Stated exercise:
The data below should be restated word for word, with every picture omitted.
─── Data supplied ───
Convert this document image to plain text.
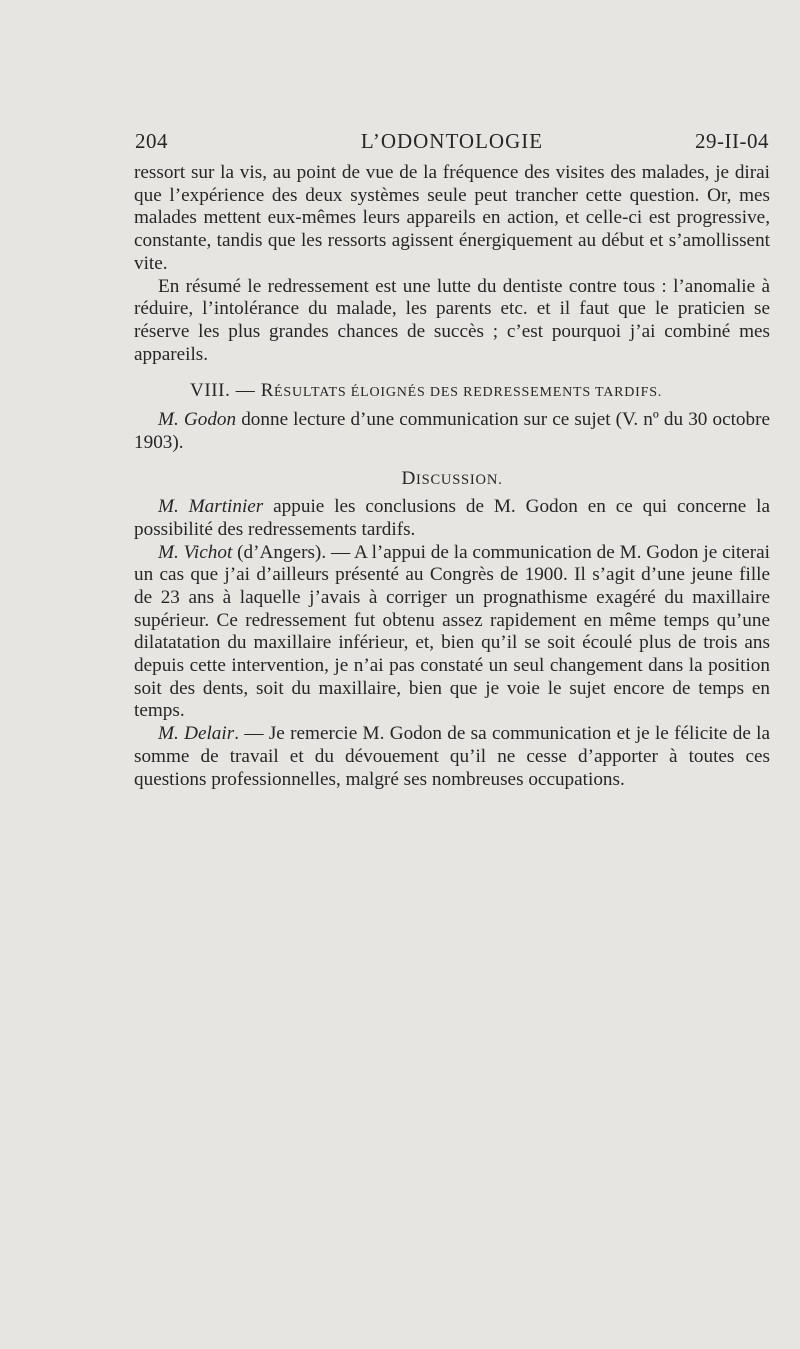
204	L’ODONTOLOGIE	29-II-04

ressort sur la vis, au point de vue de la fréquence des visites des malades, je dirai que l’expérience des deux systèmes seule peut trancher cette question. Or, mes malades mettent eux-mêmes leurs appareils en action, et celle-ci est progressive, constante, tandis que les ressorts agissent énergiquement au début et s’amollissent vite.

En résumé le redressement est une lutte du dentiste contre tous : l’anomalie à réduire, l’intolérance du malade, les parents etc. et il faut que le praticien se réserve les plus grandes chances de succès ; c’est pourquoi j’ai combiné mes appareils.

VIII. — RÉSULTATS ÉLOIGNÉS DES REDRESSEMENTS TARDIFS.

M. Godon donne lecture d’une communication sur ce sujet (V. nº du 30 octobre 1903).

DISCUSSION.

M. Martinier appuie les conclusions de M. Godon en ce qui concerne la possibilité des redressements tardifs.

M. Vichot (d’Angers). — A l’appui de la communication de M. Godon je citerai un cas que j’ai d’ailleurs présenté au Congrès de 1900. Il s’agit d’une jeune fille de 23 ans à laquelle j’avais à corriger un prognathisme exagéré du maxillaire supérieur. Ce redressement fut obtenu assez rapidement en même temps qu’une dilatatation du maxillaire inférieur, et, bien qu’il se soit écoulé plus de trois ans depuis cette intervention, je n’ai pas constaté un seul changement dans la position soit des dents, soit du maxillaire, bien que je voie le sujet encore de temps en temps.

M. Delair. — Je remercie M. Godon de sa communication et je le félicite de la somme de travail et du dévouement qu’il ne cesse d’apporter à toutes ces questions professionnelles, malgré ses nombreuses occupations.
───
Output for this task:
Convert this document image to plain text.
204	L’ODONTOLOGIE	29-II-04

ressort sur la vis, au point de vue de la fréquence des visites des malades, je dirai que l’expérience des deux systèmes seule peut trancher cette question. Or, mes malades mettent eux-mêmes leurs appareils en action, et celle-ci est progressive, constante, tandis que les ressorts agissent énergiquement au début et s’amollissent vite.

En résumé le redressement est une lutte du dentiste contre tous : l’anomalie à réduire, l’intolérance du malade, les parents etc. et il faut que le praticien se réserve les plus grandes chances de succès ; c’est pourquoi j’ai combiné mes appareils.

VIII. — RÉSULTATS ÉLOIGNÉS DES REDRESSEMENTS TARDIFS.

M. Godon donne lecture d’une communication sur ce sujet (V. nº du 30 octobre 1903).

DISCUSSION.

M. Martinier appuie les conclusions de M. Godon en ce qui concerne la possibilité des redressements tardifs.

M. Vichot (d’Angers). — A l’appui de la communication de M. Godon je citerai un cas que j’ai d’ailleurs présenté au Congrès de 1900. Il s’agit d’une jeune fille de 23 ans à laquelle j’avais à corriger un prognathisme exagéré du maxillaire supérieur. Ce redressement fut obtenu assez rapidement en même temps qu’une dilatatation du maxillaire inférieur, et, bien qu’il se soit écoulé plus de trois ans depuis cette intervention, je n’ai pas constaté un seul changement dans la position soit des dents, soit du maxillaire, bien que je voie le sujet encore de temps en temps.

M. Delair. — Je remercie M. Godon de sa communication et je le félicite de la somme de travail et du dévouement qu’il ne cesse d’apporter à toutes ces questions professionnelles, malgré ses nombreuses occupations.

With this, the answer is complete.